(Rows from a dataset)
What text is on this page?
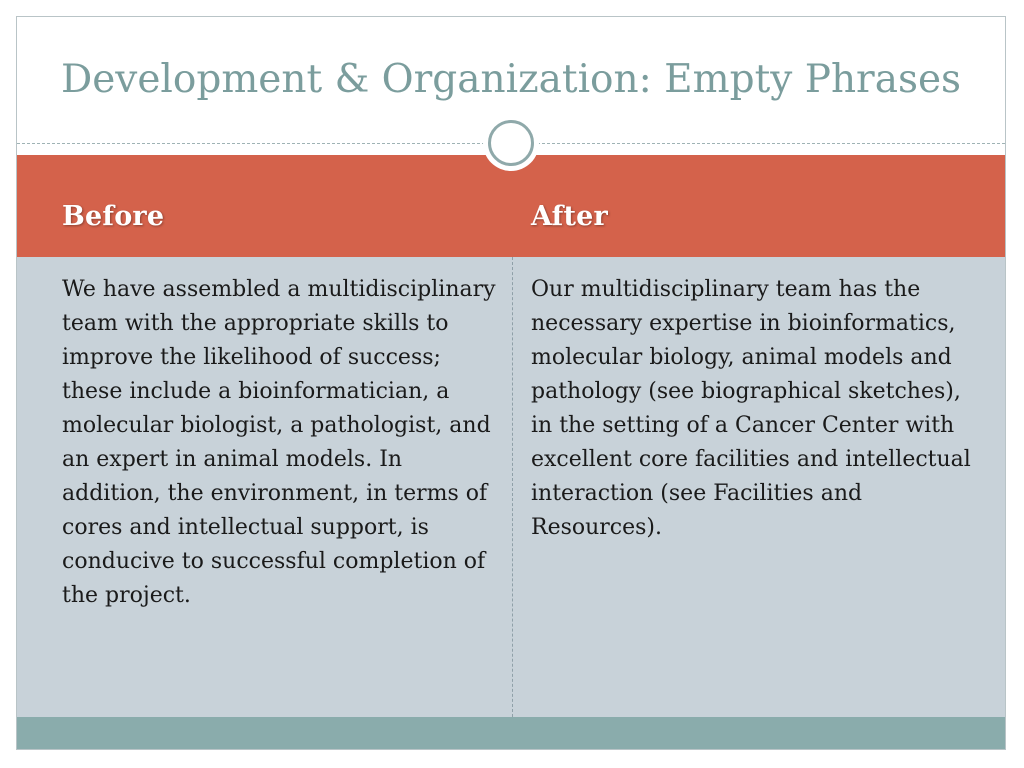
Development & Organization: Empty Phrases
Before	After
We have assembled a multidisciplinary team with the appropriate skills to improve the likelihood of success; these include a bioinformatician, a molecular biologist, a pathologist, and an expert in animal models. In addition, the environment, in terms of cores and intellectual support, is conducive to successful completion of the project.
Our multidisciplinary team has the necessary expertise in bioinformatics, molecular biology, animal models and pathology (see biographical sketches), in the setting of a Cancer Center with excellent core facilities and intellectual interaction (see Facilities and Resources).
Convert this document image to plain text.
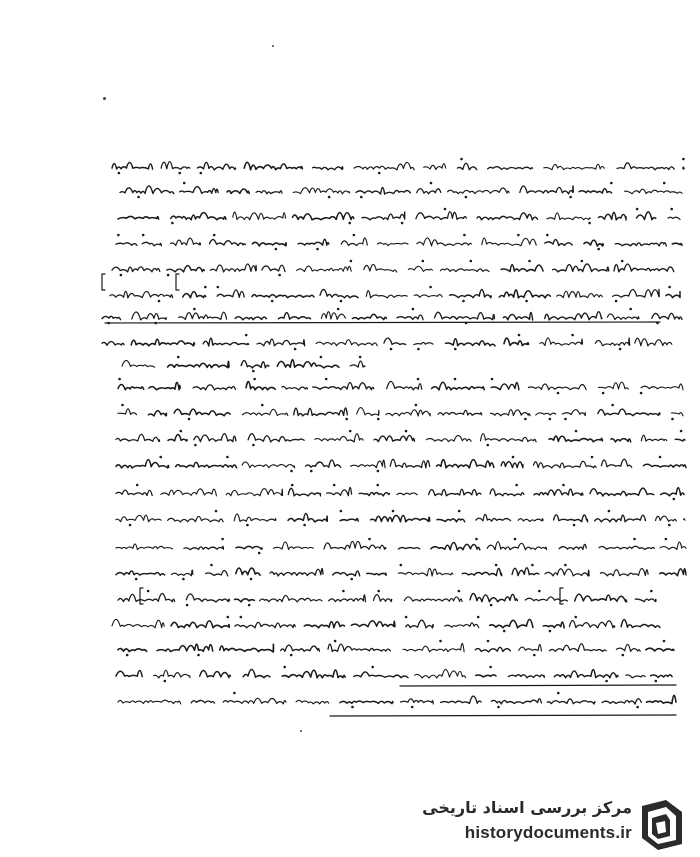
مرکز بررسی اسناد تاریخی
historydocuments.ir
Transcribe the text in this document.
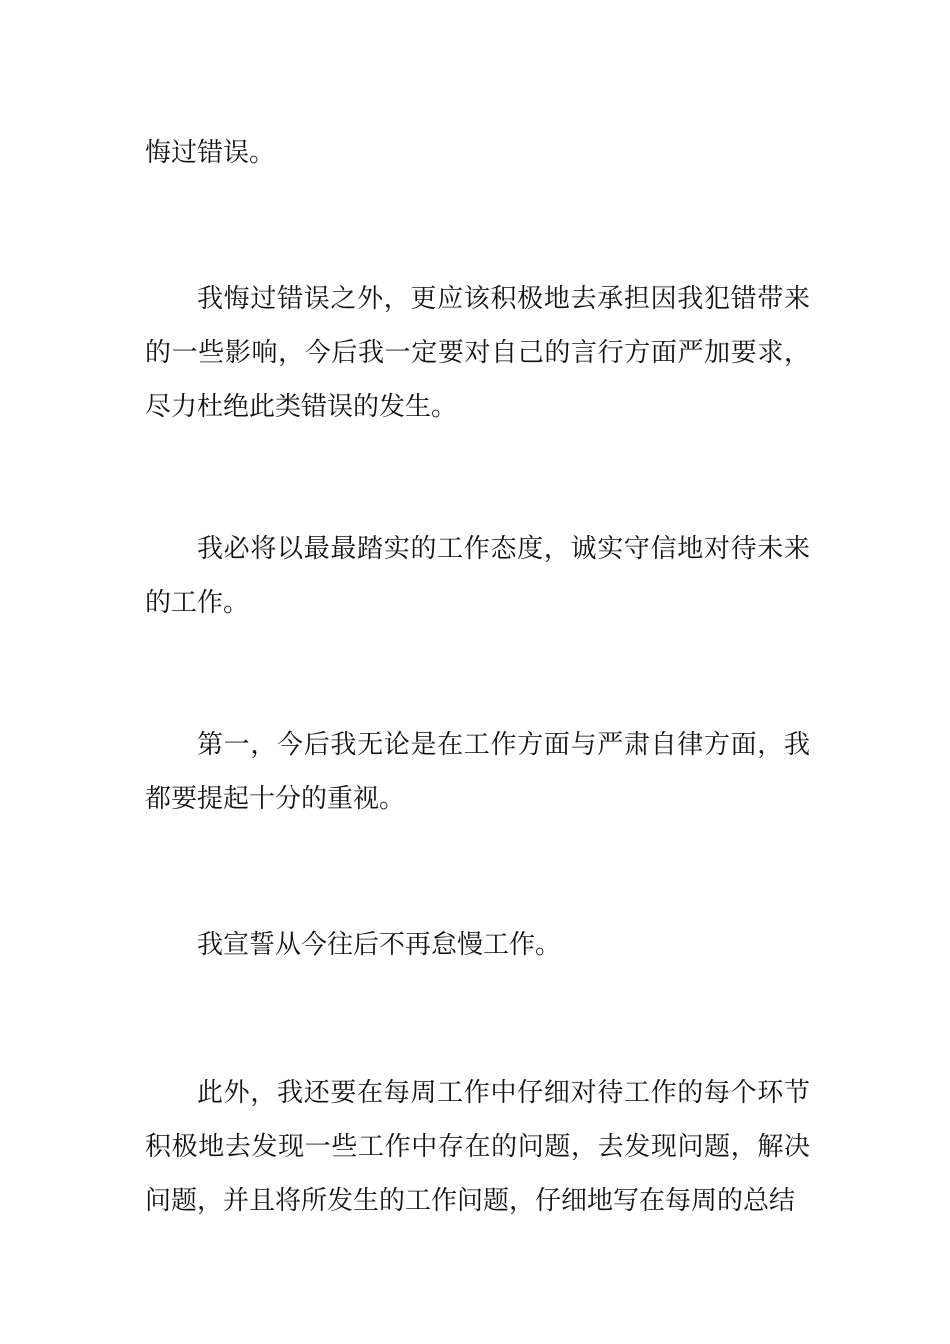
悔过错误。

我悔过错误之外，更应该积极地去承担因我犯错带来的一些影响，今后我一定要对自己的言行方面严加要求，尽力杜绝此类错误的发生。

我必将以最最踏实的工作态度，诚实守信地对待未来的工作。

第一，今后我无论是在工作方面与严肃自律方面，我都要提起十分的重视。

我宣誓从今往后不再怠慢工作。

此外，我还要在每周工作中仔细对待工作的每个环节积极地去发现一些工作中存在的问题，去发现问题，解决问题，并且将所发生的工作问题，仔细地写在每周的总结
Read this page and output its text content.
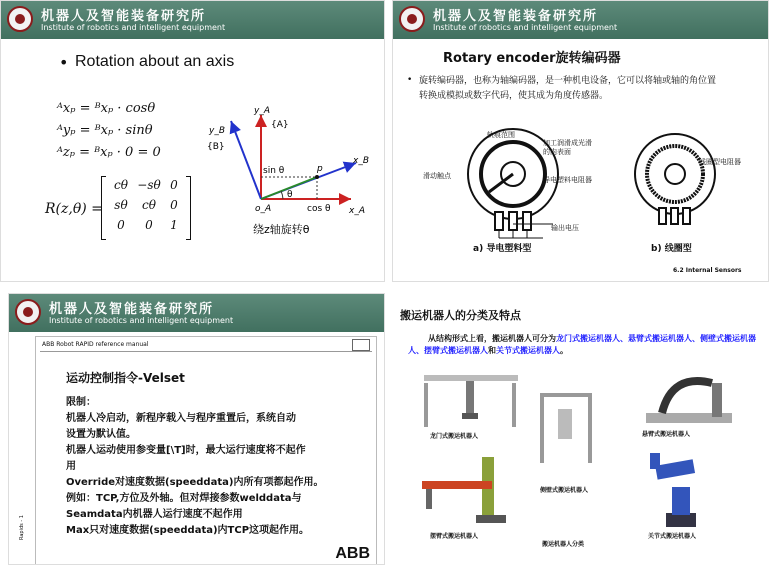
机器人及智能装备研究所
Institute of robotics and intelligent equipment
• Rotation about an axis
ᴬxₚ = ᴮxₚ · cosθ
ᴬyₚ = ᴮxₚ · sinθ
ᴬzₚ = ᴮxₚ · 0 = 0
R(z,θ) =
cθ −sθ 0
sθ	cθ	0
0	0	1
y_A
{A}
y_B
{B}
sin θ	p
x_B
θ
o_A	cos θ x_A
绕z轴旋转θ
机器人及智能装备研究所
Institute of robotics and intelligent equipment
Rotary encoder旋转编码器
• 旋转编码器，也称为轴编码器，是一种机电设备，它可以将轴或轴的角位置转换成模拟或数字代码，使其成为角度传感器。
轨痕范围
加工润滑成光滑
的内表面
滑动触点	导电塑料电阻器
输出电压
线圈型电阻器
a) 导电塑料型	b) 线圈型
6.2 Internal Sensors
机器人及智能装备研究所
Institute of robotics and intelligent equipment
ABB Robot RAPID reference manual
运动控制指令-Velset
限制：
机器人冷启动，新程序载入与程序重置后，系统自动
设置为默认值。
机器人运动使用参变量[\T]时，最大运行速度将不起作
用
Override对速度数据(speeddata)内所有项都起作用。
例如：TCP,方位及外轴。但对焊接参数welddata与
Seamdata内机器人运行速度不起作用
Max只对速度数据(speeddata)内TCP这项起作用。
ABB
Rapids - 1
搬运机器人的分类及特点
从结构形式上看，搬运机器人可分为龙门式搬运机器人、悬臂式搬运机器人、侧壁式搬运机器人、摆臂式搬运机器人和关节式搬运机器人。
龙门式搬运机器人	悬臂式搬运机器人
侧壁式搬运机器人
关节式搬运机器人
摆臂式搬运机器人
搬运机器人分类
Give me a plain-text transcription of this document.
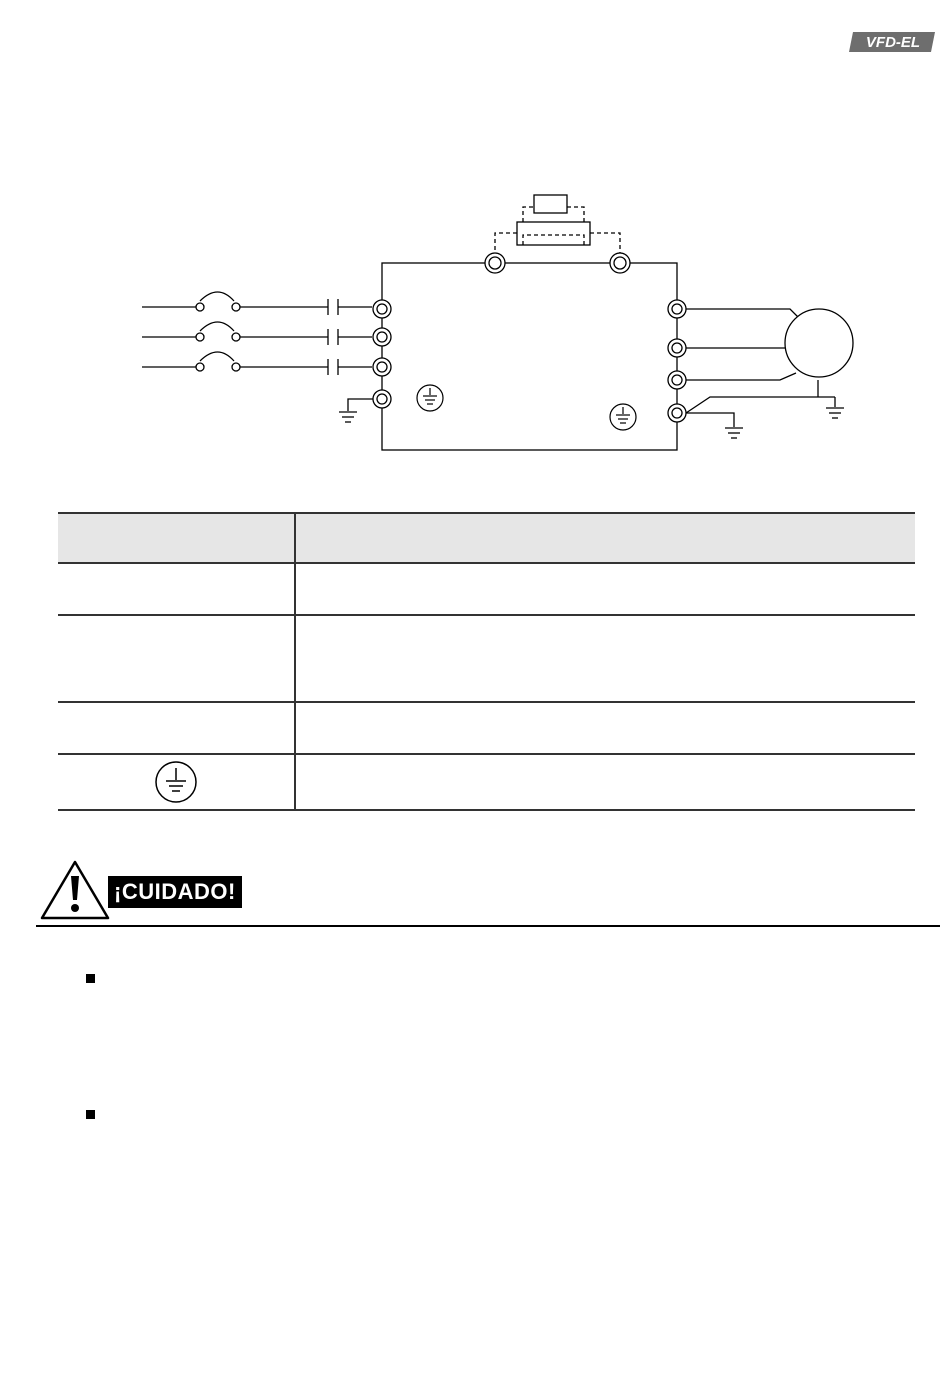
VFD-EL

¡CUIDADO!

### What the task asks
Count how many lines include the string "animal". Nothing but the number is needed.

### Reply to the exercise
2